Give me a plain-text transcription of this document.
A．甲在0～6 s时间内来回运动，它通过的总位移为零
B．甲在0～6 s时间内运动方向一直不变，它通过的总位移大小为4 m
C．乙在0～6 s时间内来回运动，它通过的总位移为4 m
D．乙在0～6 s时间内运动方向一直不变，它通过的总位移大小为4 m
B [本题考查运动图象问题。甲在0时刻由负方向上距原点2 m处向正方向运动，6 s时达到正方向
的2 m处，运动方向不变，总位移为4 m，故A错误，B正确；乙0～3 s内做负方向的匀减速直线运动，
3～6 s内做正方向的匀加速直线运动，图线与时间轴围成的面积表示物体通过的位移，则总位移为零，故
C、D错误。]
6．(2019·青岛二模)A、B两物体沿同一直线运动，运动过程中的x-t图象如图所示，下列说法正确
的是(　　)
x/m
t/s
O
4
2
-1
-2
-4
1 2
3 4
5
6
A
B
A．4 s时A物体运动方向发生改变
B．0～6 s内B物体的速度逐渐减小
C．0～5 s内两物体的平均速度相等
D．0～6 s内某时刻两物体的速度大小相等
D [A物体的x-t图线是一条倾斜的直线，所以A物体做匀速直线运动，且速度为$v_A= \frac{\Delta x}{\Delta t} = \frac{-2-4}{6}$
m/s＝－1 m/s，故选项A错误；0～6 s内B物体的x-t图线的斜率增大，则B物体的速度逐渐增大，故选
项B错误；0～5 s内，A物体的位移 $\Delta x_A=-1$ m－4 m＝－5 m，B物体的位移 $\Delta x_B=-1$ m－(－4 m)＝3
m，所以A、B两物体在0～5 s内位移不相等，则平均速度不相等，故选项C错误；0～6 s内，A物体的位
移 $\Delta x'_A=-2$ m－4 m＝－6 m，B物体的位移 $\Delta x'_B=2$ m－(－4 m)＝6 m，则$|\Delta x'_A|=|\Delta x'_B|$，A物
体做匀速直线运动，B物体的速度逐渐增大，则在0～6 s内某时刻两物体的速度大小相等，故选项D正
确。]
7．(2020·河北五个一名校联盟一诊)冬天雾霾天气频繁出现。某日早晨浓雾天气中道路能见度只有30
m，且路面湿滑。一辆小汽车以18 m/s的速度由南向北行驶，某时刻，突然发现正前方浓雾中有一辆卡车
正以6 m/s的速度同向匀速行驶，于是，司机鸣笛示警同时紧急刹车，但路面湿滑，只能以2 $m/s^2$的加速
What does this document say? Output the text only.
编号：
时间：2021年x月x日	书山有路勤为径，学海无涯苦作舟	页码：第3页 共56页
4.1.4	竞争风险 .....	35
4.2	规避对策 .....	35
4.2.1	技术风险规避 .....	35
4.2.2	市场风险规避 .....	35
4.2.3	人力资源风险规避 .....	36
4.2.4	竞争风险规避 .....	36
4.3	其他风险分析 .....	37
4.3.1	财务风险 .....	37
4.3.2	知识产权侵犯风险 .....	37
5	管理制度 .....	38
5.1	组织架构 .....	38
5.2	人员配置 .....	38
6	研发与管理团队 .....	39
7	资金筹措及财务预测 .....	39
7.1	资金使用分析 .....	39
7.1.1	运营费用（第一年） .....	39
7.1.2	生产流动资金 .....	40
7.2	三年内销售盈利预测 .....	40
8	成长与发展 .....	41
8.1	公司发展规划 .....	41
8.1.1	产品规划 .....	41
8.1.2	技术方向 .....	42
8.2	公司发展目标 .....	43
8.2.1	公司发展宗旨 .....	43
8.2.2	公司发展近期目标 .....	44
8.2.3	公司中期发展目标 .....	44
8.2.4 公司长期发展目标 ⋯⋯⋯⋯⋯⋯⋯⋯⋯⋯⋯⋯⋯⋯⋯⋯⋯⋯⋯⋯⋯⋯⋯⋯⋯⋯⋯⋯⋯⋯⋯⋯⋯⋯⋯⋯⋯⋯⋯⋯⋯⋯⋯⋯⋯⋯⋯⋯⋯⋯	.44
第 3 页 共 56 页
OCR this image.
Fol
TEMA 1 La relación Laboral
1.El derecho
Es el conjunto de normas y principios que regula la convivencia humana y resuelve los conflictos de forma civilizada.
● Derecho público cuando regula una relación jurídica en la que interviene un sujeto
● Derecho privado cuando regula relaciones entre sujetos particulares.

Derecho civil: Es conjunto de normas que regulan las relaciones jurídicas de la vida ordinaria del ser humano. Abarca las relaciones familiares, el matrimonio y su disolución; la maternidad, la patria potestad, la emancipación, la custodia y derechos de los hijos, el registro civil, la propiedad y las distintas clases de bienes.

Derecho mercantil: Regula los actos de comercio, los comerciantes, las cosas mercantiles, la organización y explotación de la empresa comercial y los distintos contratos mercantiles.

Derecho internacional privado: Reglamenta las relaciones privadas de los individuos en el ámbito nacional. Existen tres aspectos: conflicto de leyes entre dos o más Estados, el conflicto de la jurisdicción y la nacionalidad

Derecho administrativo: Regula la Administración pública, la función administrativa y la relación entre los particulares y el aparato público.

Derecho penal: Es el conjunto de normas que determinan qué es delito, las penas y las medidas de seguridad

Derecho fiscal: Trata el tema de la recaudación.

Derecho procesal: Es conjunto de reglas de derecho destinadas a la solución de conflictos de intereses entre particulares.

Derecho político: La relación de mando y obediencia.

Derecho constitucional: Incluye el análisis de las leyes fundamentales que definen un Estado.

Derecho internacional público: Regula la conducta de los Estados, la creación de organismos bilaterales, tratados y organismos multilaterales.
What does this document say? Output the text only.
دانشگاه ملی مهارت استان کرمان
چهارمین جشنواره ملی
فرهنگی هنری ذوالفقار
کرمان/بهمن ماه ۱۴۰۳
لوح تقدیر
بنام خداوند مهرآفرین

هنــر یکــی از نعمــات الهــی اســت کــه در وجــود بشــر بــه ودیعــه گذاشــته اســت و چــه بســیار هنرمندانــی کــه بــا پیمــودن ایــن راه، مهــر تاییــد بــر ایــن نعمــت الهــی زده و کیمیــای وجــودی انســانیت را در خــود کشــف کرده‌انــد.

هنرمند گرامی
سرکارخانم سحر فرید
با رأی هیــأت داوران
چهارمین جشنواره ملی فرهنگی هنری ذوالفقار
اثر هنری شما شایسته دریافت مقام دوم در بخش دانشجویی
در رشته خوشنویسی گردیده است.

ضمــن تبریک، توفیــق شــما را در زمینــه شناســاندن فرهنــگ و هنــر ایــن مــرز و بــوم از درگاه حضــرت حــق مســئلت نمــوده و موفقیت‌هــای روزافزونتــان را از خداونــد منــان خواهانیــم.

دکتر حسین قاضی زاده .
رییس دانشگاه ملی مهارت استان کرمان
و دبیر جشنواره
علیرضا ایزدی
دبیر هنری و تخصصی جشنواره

_ _ _ _

> [Task goal]:
Repeat every record, exactly as written.

> [Right answer]:
Give me a plain-text transcription of this document.
A．甲在0～6 s时间内来回运动，它通过的总位移为零
B．甲在0～6 s时间内运动方向一直不变，它通过的总位移大小为4 m
C．乙在0～6 s时间内来回运动，它通过的总位移为4 m
D．乙在0～6 s时间内运动方向一直不变，它通过的总位移大小为4 m
B [本题考查运动图象问题。甲在0时刻由负方向上距原点2 m处向正方向运动，6 s时达到正方向
的2 m处，运动方向不变，总位移为4 m，故A错误，B正确；乙0～3 s内做负方向的匀减速直线运动，
3～6 s内做正方向的匀加速直线运动，图线与时间轴围成的面积表示物体通过的位移，则总位移为零，故
C、D错误。]
6．(2019·青岛二模)A、B两物体沿同一直线运动，运动过程中的x-t图象如图所示，下列说法正确
的是(　　)
x/m
t/s
O
4
2
-1
-2
-4
1 2
3 4
5
6
A
B
A．4 s时A物体运动方向发生改变
B．0～6 s内B物体的速度逐渐减小
C．0～5 s内两物体的平均速度相等
D．0～6 s内某时刻两物体的速度大小相等
D [A物体的x-t图线是一条倾斜的直线，所以A物体做匀速直线运动，且速度为$v_A= \frac{\Delta x}{\Delta t} = \frac{-2-4}{6}$
m/s＝－1 m/s，故选项A错误；0～6 s内B物体的x-t图线的斜率增大，则B物体的速度逐渐增大，故选
项B错误；0～5 s内，A物体的位移 $\Delta x_A=-1$ m－4 m＝－5 m，B物体的位移 $\Delta x_B=-1$ m－(－4 m)＝3
m，所以A、B两物体在0～5 s内位移不相等，则平均速度不相等，故选项C错误；0～6 s内，A物体的位
移 $\Delta x'_A=-2$ m－4 m＝－6 m，B物体的位移 $\Delta x'_B=2$ m－(－4 m)＝6 m，则$|\Delta x'_A|=|\Delta x'_B|$，A物
体做匀速直线运动，B物体的速度逐渐增大，则在0～6 s内某时刻两物体的速度大小相等，故选项D正
确。]
7．(2020·河北五个一名校联盟一诊)冬天雾霾天气频繁出现。某日早晨浓雾天气中道路能见度只有30
m，且路面湿滑。一辆小汽车以18 m/s的速度由南向北行驶，某时刻，突然发现正前方浓雾中有一辆卡车
正以6 m/s的速度同向匀速行驶，于是，司机鸣笛示警同时紧急刹车，但路面湿滑，只能以2 $m/s^2$的加速
What does this document say? Output the text only.
编号：
时间：2021年x月x日	书山有路勤为径，学海无涯苦作舟	页码：第3页 共56页
4.1.4	竞争风险 .....	35
4.2	规避对策 .....	35
4.2.1	技术风险规避 .....	35
4.2.2	市场风险规避 .....	35
4.2.3	人力资源风险规避 .....	36
4.2.4	竞争风险规避 .....	36
4.3	其他风险分析 .....	37
4.3.1	财务风险 .....	37
4.3.2	知识产权侵犯风险 .....	37
5	管理制度 .....	38
5.1	组织架构 .....	38
5.2	人员配置 .....	38
6	研发与管理团队 .....	39
7	资金筹措及财务预测 .....	39
7.1	资金使用分析 .....	39
7.1.1	运营费用（第一年） .....	39
7.1.2	生产流动资金 .....	40
7.2	三年内销售盈利预测 .....	40
8	成长与发展 .....	41
8.1	公司发展规划 .....	41
8.1.1	产品规划 .....	41
8.1.2	技术方向 .....	42
8.2	公司发展目标 .....	43
8.2.1	公司发展宗旨 .....	43
8.2.2	公司发展近期目标 .....	44
8.2.3	公司中期发展目标 .....	44
8.2.4 公司长期发展目标 ⋯⋯⋯⋯⋯⋯⋯⋯⋯⋯⋯⋯⋯⋯⋯⋯⋯⋯⋯⋯⋯⋯⋯⋯⋯⋯⋯⋯⋯⋯⋯⋯⋯⋯⋯⋯⋯⋯⋯⋯⋯⋯⋯⋯⋯⋯⋯⋯⋯⋯	.44
第 3 页 共 56 页
OCR this image.
Fol
TEMA 1 La relación Laboral
1.El derecho
Es el conjunto de normas y principios que regula la convivencia humana y resuelve los conflictos de forma civilizada.
● Derecho público cuando regula una relación jurídica en la que interviene un sujeto
● Derecho privado cuando regula relaciones entre sujetos particulares.

Derecho civil: Es conjunto de normas que regulan las relaciones jurídicas de la vida ordinaria del ser humano. Abarca las relaciones familiares, el matrimonio y su disolución; la maternidad, la patria potestad, la emancipación, la custodia y derechos de los hijos, el registro civil, la propiedad y las distintas clases de bienes.

Derecho mercantil: Regula los actos de comercio, los comerciantes, las cosas mercantiles, la organización y explotación de la empresa comercial y los distintos contratos mercantiles.

Derecho internacional privado: Reglamenta las relaciones privadas de los individuos en el ámbito nacional. Existen tres aspectos: conflicto de leyes entre dos o más Estados, el conflicto de la jurisdicción y la nacionalidad

Derecho administrativo: Regula la Administración pública, la función administrativa y la relación entre los particulares y el aparato público.

Derecho penal: Es el conjunto de normas que determinan qué es delito, las penas y las medidas de seguridad

Derecho fiscal: Trata el tema de la recaudación.

Derecho procesal: Es conjunto de reglas de derecho destinadas a la solución de conflictos de intereses entre particulares.

Derecho político: La relación de mando y obediencia.

Derecho constitucional: Incluye el análisis de las leyes fundamentales que definen un Estado.

Derecho internacional público: Regula la conducta de los Estados, la creación de organismos bilaterales, tratados y organismos multilaterales.
What does this document say? Output the text only.
دانشگاه ملی مهارت استان کرمان
چهارمین جشنواره ملی
فرهنگی هنری ذوالفقار
کرمان/بهمن ماه ۱۴۰۳
لوح تقدیر
بنام خداوند مهرآفرین

هنــر یکــی از نعمــات الهــی اســت کــه در وجــود بشــر بــه ودیعــه گذاشــته اســت و چــه بســیار هنرمندانــی کــه بــا پیمــودن ایــن راه، مهــر تاییــد بــر ایــن نعمــت الهــی زده و کیمیــای وجــودی انســانیت را در خــود کشــف کرده‌انــد.

هنرمند گرامی
سرکارخانم سحر فرید
با رأی هیــأت داوران
چهارمین جشنواره ملی فرهنگی هنری ذوالفقار
اثر هنری شما شایسته دریافت مقام دوم در بخش دانشجویی
در رشته خوشنویسی گردیده است.

ضمــن تبریک، توفیــق شــما را در زمینــه شناســاندن فرهنــگ و هنــر ایــن مــرز و بــوم از درگاه حضــرت حــق مســئلت نمــوده و موفقیت‌هــای روزافزونتــان را از خداونــد منــان خواهانیــم.

دکتر حسین قاضی زاده .
رییس دانشگاه ملی مهارت استان کرمان
و دبیر جشنواره
علیرضا ایزدی
دبیر هنری و تخصصی جشنواره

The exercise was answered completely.